→ **The request**
Reproduce every entry below precisely; do not include the pictures.

→ **Data extract**
● ● ● ● ● ● ●

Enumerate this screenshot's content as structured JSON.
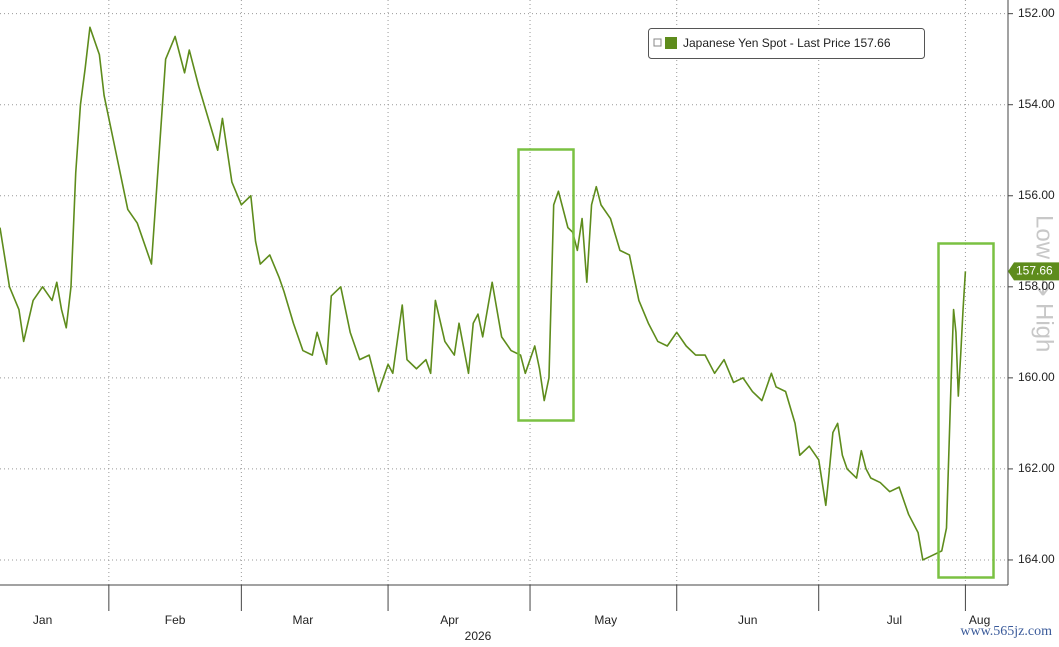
{
  "chart_data": {
    "type": "line",
    "x_label": "2026",
    "xlim": [
      9,
      222
    ],
    "xticks": [
      {
        "value": 18,
        "label": "Jan"
      },
      {
        "value": 46,
        "label": "Feb"
      },
      {
        "value": 73,
        "label": "Mar"
      },
      {
        "value": 104,
        "label": "Apr"
      },
      {
        "value": 137,
        "label": "May"
      },
      {
        "value": 167,
        "label": "Jun"
      },
      {
        "value": 198,
        "label": "Jul"
      },
      {
        "value": 216,
        "label": "Aug"
      }
    ],
    "xgrid": [
      32,
      60,
      91,
      121,
      152,
      182,
      213
    ],
    "ylim": [
      151.7,
      164.55
    ],
    "y_inverted": true,
    "yticks": [
      {
        "value": 152,
        "label": "152.00"
      },
      {
        "value": 154,
        "label": "154.00"
      },
      {
        "value": 156,
        "label": "156.00"
      },
      {
        "value": 158,
        "label": "158.00"
      },
      {
        "value": 160,
        "label": "160.00"
      },
      {
        "value": 162,
        "label": "162.00"
      },
      {
        "value": 164,
        "label": "164.00"
      }
    ],
    "grid": true,
    "axis_annotation": [
      "Low",
      "High"
    ],
    "watermark": "www.565jz.com",
    "x": [
      9,
      11,
      13,
      14,
      16,
      18,
      20,
      21,
      22,
      23,
      24,
      25,
      26,
      27,
      28,
      30,
      31,
      33,
      35,
      36,
      38,
      40,
      41,
      42,
      43,
      44,
      46,
      47,
      48,
      49,
      51,
      53,
      55,
      56,
      58,
      60,
      62,
      63,
      64,
      66,
      68,
      69,
      71,
      73,
      75,
      76,
      78,
      79,
      81,
      83,
      85,
      87,
      89,
      91,
      92,
      94,
      95,
      97,
      99,
      100,
      101,
      103,
      105,
      106,
      108,
      109,
      110,
      111,
      113,
      115,
      117,
      119,
      120,
      122,
      123,
      124,
      125,
      126,
      127,
      129,
      130,
      131,
      132,
      133,
      134,
      135,
      136,
      138,
      140,
      142,
      144,
      146,
      148,
      150,
      152,
      154,
      156,
      158,
      160,
      162,
      164,
      166,
      168,
      170,
      172,
      173,
      175,
      177,
      178,
      180,
      182,
      183.5,
      184,
      185,
      186,
      187,
      188,
      190,
      191,
      192,
      193,
      195,
      197,
      199,
      201,
      203,
      204,
      206,
      208,
      209,
      210,
      210.5,
      211,
      211.5,
      212,
      212.5,
      213
    ],
    "series": [
      {
        "name": "Japanese Yen Spot - Last Price 157.66",
        "color": "#5e8c1c",
        "values": [
          156.7,
          158,
          158.5,
          159.2,
          158.3,
          158.0,
          158.3,
          157.9,
          158.5,
          158.9,
          158.0,
          155.5,
          154.0,
          153.2,
          152.3,
          152.9,
          153.8,
          154.8,
          155.8,
          156.3,
          156.6,
          157.2,
          157.5,
          156.0,
          154.5,
          153.0,
          152.5,
          152.9,
          153.3,
          152.8,
          153.6,
          154.3,
          155.0,
          154.3,
          155.7,
          156.2,
          156.0,
          157.0,
          157.5,
          157.3,
          157.8,
          158.1,
          158.8,
          159.4,
          159.5,
          159.0,
          159.7,
          158.2,
          158.0,
          159.0,
          159.6,
          159.5,
          160.3,
          159.7,
          159.9,
          158.4,
          159.6,
          159.8,
          159.6,
          159.9,
          158.3,
          159.2,
          159.5,
          158.8,
          159.9,
          158.8,
          158.6,
          159.1,
          157.9,
          159.1,
          159.4,
          159.5,
          159.9,
          159.3,
          159.8,
          160.5,
          160.0,
          156.2,
          155.9,
          156.7,
          156.8,
          157.2,
          156.5,
          157.9,
          156.2,
          155.8,
          156.2,
          156.5,
          157.2,
          157.3,
          158.3,
          158.8,
          159.2,
          159.3,
          159.0,
          159.3,
          159.5,
          159.5,
          159.9,
          159.6,
          160.1,
          160.0,
          160.3,
          160.5,
          159.9,
          160.2,
          160.3,
          161.0,
          161.7,
          161.5,
          161.8,
          162.8,
          162.3,
          161.2,
          161.0,
          161.7,
          162.0,
          162.2,
          161.6,
          162.0,
          162.2,
          162.3,
          162.5,
          162.4,
          163.0,
          163.4,
          164.0,
          163.9,
          163.8,
          163.3,
          160.0,
          158.5,
          159.0,
          160.4,
          159.5,
          158.5,
          157.66
        ]
      }
    ]
  }
}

● ● ● ● ● ● ●

→ **Exercise response**
Enumerate this screenshot's content as structured JSON.
{
  "chart_data": {
    "type": "line",
    "x_label": "2026",
    "xlim": [
      9,
      222
    ],
    "xticks": [
      {
        "value": 18,
        "label": "Jan"
      },
      {
        "value": 46,
        "label": "Feb"
      },
      {
        "value": 73,
        "label": "Mar"
      },
      {
        "value": 104,
        "label": "Apr"
      },
      {
        "value": 137,
        "label": "May"
      },
      {
        "value": 167,
        "label": "Jun"
      },
      {
        "value": 198,
        "label": "Jul"
      },
      {
        "value": 216,
        "label": "Aug"
      }
    ],
    "xgrid": [
      32,
      60,
      91,
      121,
      152,
      182,
      213
    ],
    "ylim": [
      151.7,
      164.55
    ],
    "y_inverted": true,
    "yticks": [
      {
        "value": 152,
        "label": "152.00"
      },
      {
        "value": 154,
        "label": "154.00"
      },
      {
        "value": 156,
        "label": "156.00"
      },
      {
        "value": 158,
        "label": "158.00"
      },
      {
        "value": 160,
        "label": "160.00"
      },
      {
        "value": 162,
        "label": "162.00"
      },
      {
        "value": 164,
        "label": "164.00"
      }
    ],
    "grid": true,
    "axis_annotation": [
      "Low",
      "High"
    ],
    "watermark": "www.565jz.com",
    "x": [
      9,
      11,
      13,
      14,
      16,
      18,
      20,
      21,
      22,
      23,
      24,
      25,
      26,
      27,
      28,
      30,
      31,
      33,
      35,
      36,
      38,
      40,
      41,
      42,
      43,
      44,
      46,
      47,
      48,
      49,
      51,
      53,
      55,
      56,
      58,
      60,
      62,
      63,
      64,
      66,
      68,
      69,
      71,
      73,
      75,
      76,
      78,
      79,
      81,
      83,
      85,
      87,
      89,
      91,
      92,
      94,
      95,
      97,
      99,
      100,
      101,
      103,
      105,
      106,
      108,
      109,
      110,
      111,
      113,
      115,
      117,
      119,
      120,
      122,
      123,
      124,
      125,
      126,
      127,
      129,
      130,
      131,
      132,
      133,
      134,
      135,
      136,
      138,
      140,
      142,
      144,
      146,
      148,
      150,
      152,
      154,
      156,
      158,
      160,
      162,
      164,
      166,
      168,
      170,
      172,
      173,
      175,
      177,
      178,
      180,
      182,
      183.5,
      184,
      185,
      186,
      187,
      188,
      190,
      191,
      192,
      193,
      195,
      197,
      199,
      201,
      203,
      204,
      206,
      208,
      209,
      210,
      210.5,
      211,
      211.5,
      212,
      212.5,
      213
    ],
    "series": [
      {
        "name": "Japanese Yen Spot - Last Price 157.66",
        "color": "#5e8c1c",
        "values": [
          156.7,
          158,
          158.5,
          159.2,
          158.3,
          158.0,
          158.3,
          157.9,
          158.5,
          158.9,
          158.0,
          155.5,
          154.0,
          153.2,
          152.3,
          152.9,
          153.8,
          154.8,
          155.8,
          156.3,
          156.6,
          157.2,
          157.5,
          156.0,
          154.5,
          153.0,
          152.5,
          152.9,
          153.3,
          152.8,
          153.6,
          154.3,
          155.0,
          154.3,
          155.7,
          156.2,
          156.0,
          157.0,
          157.5,
          157.3,
          157.8,
          158.1,
          158.8,
          159.4,
          159.5,
          159.0,
          159.7,
          158.2,
          158.0,
          159.0,
          159.6,
          159.5,
          160.3,
          159.7,
          159.9,
          158.4,
          159.6,
          159.8,
          159.6,
          159.9,
          158.3,
          159.2,
          159.5,
          158.8,
          159.9,
          158.8,
          158.6,
          159.1,
          157.9,
          159.1,
          159.4,
          159.5,
          159.9,
          159.3,
          159.8,
          160.5,
          160.0,
          156.2,
          155.9,
          156.7,
          156.8,
          157.2,
          156.5,
          157.9,
          156.2,
          155.8,
          156.2,
          156.5,
          157.2,
          157.3,
          158.3,
          158.8,
          159.2,
          159.3,
          159.0,
          159.3,
          159.5,
          159.5,
          159.9,
          159.6,
          160.1,
          160.0,
          160.3,
          160.5,
          159.9,
          160.2,
          160.3,
          161.0,
          161.7,
          161.5,
          161.8,
          162.8,
          162.3,
          161.2,
          161.0,
          161.7,
          162.0,
          162.2,
          161.6,
          162.0,
          162.2,
          162.3,
          162.5,
          162.4,
          163.0,
          163.4,
          164.0,
          163.9,
          163.8,
          163.3,
          160.0,
          158.5,
          159.0,
          160.4,
          159.5,
          158.5,
          157.66
        ]
      }
    ]
  }
}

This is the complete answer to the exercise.